**Exercise task**
Show each line of the data below that has the string "timestamp" in it.

(Data items)
---*---

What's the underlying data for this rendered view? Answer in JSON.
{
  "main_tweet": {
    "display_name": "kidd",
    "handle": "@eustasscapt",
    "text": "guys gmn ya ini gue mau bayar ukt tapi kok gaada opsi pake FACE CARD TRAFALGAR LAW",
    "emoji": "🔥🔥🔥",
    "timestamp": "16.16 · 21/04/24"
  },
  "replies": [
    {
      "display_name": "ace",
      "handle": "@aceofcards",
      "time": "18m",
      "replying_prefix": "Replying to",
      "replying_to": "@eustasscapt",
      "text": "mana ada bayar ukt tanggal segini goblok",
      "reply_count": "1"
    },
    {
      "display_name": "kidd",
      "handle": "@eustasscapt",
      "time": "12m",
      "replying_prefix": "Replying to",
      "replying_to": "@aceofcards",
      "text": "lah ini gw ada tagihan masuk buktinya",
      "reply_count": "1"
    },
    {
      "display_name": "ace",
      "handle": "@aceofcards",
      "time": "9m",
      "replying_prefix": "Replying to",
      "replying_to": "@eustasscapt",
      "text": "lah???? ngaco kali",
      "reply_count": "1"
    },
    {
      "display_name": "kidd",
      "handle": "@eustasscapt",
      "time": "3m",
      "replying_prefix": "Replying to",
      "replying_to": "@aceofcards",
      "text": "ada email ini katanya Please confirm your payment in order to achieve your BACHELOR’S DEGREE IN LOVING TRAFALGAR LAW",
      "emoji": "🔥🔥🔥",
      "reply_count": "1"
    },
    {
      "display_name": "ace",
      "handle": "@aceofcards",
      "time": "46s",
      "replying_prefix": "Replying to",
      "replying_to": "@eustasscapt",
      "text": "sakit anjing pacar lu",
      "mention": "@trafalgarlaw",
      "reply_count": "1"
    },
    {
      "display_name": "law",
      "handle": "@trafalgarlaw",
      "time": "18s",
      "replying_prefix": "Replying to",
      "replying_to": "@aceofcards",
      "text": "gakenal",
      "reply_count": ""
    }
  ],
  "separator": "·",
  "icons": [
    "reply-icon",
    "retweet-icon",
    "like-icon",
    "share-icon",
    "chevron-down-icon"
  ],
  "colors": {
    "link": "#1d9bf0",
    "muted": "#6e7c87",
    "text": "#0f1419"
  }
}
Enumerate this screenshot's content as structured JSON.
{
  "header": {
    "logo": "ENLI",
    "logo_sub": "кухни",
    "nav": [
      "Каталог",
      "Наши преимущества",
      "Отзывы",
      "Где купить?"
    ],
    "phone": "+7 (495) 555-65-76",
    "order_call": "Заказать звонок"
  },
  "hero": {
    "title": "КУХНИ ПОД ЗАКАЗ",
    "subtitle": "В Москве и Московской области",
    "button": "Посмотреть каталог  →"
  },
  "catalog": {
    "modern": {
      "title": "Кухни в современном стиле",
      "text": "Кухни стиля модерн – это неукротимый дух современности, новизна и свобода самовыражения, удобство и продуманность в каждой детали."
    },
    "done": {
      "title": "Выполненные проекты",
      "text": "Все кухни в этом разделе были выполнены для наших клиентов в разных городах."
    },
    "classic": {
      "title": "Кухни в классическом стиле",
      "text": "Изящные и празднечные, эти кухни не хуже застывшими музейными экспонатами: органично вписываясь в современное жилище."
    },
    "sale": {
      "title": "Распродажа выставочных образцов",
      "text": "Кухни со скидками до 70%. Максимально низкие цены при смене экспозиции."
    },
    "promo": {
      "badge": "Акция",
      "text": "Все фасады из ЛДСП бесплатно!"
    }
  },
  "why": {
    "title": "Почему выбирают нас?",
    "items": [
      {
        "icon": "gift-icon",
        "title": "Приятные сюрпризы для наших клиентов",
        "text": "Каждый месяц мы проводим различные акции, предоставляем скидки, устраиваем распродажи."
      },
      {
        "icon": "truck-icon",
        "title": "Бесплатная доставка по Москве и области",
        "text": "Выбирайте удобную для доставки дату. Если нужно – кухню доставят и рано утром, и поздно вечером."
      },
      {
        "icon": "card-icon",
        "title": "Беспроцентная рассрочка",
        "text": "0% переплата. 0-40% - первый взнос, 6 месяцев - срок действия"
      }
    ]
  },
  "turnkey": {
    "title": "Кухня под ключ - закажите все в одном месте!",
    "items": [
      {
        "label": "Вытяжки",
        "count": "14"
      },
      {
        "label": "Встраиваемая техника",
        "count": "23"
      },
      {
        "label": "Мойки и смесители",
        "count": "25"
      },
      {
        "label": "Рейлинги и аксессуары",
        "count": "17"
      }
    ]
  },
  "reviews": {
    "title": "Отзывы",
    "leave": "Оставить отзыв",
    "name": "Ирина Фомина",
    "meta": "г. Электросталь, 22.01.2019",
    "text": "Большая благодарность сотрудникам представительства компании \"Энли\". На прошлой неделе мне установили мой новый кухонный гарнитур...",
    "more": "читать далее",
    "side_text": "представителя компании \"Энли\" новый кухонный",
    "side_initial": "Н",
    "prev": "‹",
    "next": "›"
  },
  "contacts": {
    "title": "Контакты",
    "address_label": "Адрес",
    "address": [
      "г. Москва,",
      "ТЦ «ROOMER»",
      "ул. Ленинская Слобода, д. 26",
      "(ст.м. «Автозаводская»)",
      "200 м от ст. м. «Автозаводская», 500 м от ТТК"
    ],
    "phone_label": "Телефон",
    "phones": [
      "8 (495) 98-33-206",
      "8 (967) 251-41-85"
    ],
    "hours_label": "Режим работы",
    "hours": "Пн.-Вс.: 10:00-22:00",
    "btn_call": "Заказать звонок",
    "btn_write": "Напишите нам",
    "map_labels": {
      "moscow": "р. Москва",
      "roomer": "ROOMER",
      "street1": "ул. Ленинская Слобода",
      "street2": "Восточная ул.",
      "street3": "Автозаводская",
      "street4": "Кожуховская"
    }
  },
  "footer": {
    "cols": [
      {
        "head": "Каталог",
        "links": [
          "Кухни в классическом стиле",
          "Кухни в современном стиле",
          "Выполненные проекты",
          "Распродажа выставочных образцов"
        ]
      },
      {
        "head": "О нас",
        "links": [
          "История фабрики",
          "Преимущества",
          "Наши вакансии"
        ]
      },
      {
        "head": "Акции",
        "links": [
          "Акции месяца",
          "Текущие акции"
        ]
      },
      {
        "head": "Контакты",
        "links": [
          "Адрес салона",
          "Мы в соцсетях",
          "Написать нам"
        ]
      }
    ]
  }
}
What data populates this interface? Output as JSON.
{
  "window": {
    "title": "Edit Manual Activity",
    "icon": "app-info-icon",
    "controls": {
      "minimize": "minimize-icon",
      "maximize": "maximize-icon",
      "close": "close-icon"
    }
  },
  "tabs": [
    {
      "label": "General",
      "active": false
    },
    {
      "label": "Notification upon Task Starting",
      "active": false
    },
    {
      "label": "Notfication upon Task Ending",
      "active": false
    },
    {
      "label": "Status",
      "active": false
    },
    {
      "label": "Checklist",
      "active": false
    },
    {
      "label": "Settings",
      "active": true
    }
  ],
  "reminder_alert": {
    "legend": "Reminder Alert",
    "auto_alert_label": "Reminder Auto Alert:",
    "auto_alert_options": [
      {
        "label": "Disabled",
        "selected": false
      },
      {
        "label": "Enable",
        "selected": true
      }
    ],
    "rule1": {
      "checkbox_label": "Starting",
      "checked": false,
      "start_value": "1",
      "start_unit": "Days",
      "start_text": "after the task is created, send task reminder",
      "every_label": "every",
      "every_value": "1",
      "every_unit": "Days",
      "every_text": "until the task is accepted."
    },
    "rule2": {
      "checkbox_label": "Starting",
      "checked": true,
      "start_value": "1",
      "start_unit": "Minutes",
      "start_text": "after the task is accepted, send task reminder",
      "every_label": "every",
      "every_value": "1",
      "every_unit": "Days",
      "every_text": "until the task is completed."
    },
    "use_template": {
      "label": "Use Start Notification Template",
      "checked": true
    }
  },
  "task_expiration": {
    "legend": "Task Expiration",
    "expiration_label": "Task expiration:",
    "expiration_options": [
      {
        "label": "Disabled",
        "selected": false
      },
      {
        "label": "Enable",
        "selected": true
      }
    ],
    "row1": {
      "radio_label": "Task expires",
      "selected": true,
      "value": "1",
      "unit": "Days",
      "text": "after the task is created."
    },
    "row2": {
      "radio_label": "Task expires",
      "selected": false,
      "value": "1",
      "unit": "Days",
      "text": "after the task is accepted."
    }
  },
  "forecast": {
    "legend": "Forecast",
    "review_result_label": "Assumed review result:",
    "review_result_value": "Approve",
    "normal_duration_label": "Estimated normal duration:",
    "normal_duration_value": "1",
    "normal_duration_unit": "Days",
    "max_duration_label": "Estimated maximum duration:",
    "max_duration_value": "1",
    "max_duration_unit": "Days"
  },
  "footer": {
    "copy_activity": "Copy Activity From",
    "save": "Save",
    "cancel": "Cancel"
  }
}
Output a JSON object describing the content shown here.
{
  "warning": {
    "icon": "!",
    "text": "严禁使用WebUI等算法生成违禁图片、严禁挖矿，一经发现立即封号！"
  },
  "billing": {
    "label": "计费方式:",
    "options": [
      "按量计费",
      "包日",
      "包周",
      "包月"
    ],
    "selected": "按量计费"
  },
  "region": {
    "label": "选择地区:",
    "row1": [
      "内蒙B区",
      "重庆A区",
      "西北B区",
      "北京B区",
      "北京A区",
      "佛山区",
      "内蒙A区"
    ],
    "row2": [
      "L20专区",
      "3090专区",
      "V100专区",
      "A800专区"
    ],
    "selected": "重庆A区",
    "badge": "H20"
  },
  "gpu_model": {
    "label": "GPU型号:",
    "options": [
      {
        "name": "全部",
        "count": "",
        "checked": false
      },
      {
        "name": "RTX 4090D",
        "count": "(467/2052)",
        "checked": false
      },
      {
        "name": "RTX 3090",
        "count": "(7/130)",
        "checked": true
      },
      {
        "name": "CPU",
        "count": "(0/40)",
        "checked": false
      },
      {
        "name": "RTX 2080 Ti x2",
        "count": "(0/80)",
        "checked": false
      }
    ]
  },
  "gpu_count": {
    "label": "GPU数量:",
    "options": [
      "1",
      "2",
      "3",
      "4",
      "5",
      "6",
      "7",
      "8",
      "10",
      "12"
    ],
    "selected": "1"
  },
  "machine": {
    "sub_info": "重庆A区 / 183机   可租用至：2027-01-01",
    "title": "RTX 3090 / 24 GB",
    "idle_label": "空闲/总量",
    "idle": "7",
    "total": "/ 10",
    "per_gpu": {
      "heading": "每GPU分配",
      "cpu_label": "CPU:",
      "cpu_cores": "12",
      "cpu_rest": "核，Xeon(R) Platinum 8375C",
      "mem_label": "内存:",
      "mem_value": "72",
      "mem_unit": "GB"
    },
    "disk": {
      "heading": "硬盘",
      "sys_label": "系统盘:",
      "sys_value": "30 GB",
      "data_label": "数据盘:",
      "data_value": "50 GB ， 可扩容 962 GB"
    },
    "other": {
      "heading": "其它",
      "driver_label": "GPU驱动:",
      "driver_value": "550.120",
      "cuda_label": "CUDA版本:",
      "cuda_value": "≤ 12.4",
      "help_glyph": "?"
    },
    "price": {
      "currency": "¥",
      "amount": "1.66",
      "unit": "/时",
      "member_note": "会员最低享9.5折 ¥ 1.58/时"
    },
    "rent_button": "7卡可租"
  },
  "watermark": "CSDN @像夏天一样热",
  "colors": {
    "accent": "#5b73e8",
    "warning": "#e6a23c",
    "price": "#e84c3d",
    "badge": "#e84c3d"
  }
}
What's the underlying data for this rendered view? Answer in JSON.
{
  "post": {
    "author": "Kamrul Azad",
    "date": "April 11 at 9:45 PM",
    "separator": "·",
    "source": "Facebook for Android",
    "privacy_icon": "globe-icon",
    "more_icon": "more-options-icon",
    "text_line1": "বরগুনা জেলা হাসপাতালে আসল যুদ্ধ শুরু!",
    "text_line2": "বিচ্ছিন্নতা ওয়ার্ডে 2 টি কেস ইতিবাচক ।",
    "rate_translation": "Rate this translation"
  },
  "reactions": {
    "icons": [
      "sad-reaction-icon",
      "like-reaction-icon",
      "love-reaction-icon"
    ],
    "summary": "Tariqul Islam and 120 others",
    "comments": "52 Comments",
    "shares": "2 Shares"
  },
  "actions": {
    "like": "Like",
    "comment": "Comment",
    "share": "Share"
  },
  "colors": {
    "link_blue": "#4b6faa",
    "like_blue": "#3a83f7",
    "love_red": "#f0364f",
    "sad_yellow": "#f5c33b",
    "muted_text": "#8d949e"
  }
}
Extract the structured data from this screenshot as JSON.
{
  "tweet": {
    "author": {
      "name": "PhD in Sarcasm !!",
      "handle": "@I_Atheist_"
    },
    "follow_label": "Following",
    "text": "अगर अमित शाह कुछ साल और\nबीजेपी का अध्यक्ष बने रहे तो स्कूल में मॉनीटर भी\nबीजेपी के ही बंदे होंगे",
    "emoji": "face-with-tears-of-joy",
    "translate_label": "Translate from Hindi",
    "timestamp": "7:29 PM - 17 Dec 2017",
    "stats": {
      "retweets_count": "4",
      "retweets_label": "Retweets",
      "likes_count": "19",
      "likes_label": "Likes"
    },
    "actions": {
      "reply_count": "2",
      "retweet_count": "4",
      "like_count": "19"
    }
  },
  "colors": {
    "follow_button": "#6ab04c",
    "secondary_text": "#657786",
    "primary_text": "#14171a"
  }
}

---*---

**Response below**
    "timestamp": "16.16 · 21/04/24"
    "timestamp": "7:29 PM - 17 Dec 2017",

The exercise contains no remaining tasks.